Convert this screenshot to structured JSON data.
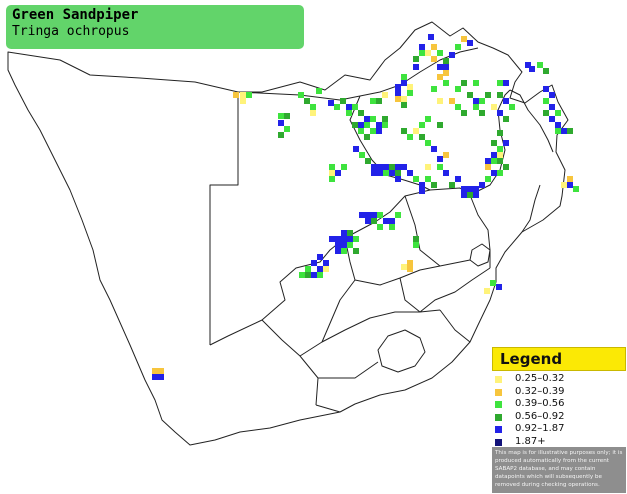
{
  "title": {
    "main": "Green Sandpiper",
    "sub": "Tringa ochropus"
  },
  "legend": {
    "heading": "Legend",
    "items": [
      {
        "label": "0.25–0.32",
        "color": "#fff37a"
      },
      {
        "label": "0.32–0.39",
        "color": "#f7c53d"
      },
      {
        "label": "0.39–0.56",
        "color": "#3ee33e"
      },
      {
        "label": "0.56–0.92",
        "color": "#2fa92f"
      },
      {
        "label": "0.92–1.87",
        "color": "#2222e8"
      },
      {
        "label": "1.87+",
        "color": "#12127a"
      }
    ],
    "note": "This map is for illustrative purposes only; it is produced automatically from the current SABAP2 database, and may contain datapoints which will subsequently be removed during checking operations."
  }
}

==================================================

#### Requirements
Transcribe all of the entries word for word, but skip any pictures they contain.

#### The result
Convert this screenshot to structured JSON data.
{
  "title": {
    "main": "Green Sandpiper",
    "sub": "Tringa ochropus"
  },
  "legend": {
    "heading": "Legend",
    "items": [
      {
        "label": "0.25–0.32",
        "color": "#fff37a"
      },
      {
        "label": "0.32–0.39",
        "color": "#f7c53d"
      },
      {
        "label": "0.39–0.56",
        "color": "#3ee33e"
      },
      {
        "label": "0.56–0.92",
        "color": "#2fa92f"
      },
      {
        "label": "0.92–1.87",
        "color": "#2222e8"
      },
      {
        "label": "1.87+",
        "color": "#12127a"
      }
    ],
    "note": "This map is for illustrative purposes only; it is produced automatically from the current SABAP2 database, and may contain datapoints which will subsequently be removed during checking operations."
  }
}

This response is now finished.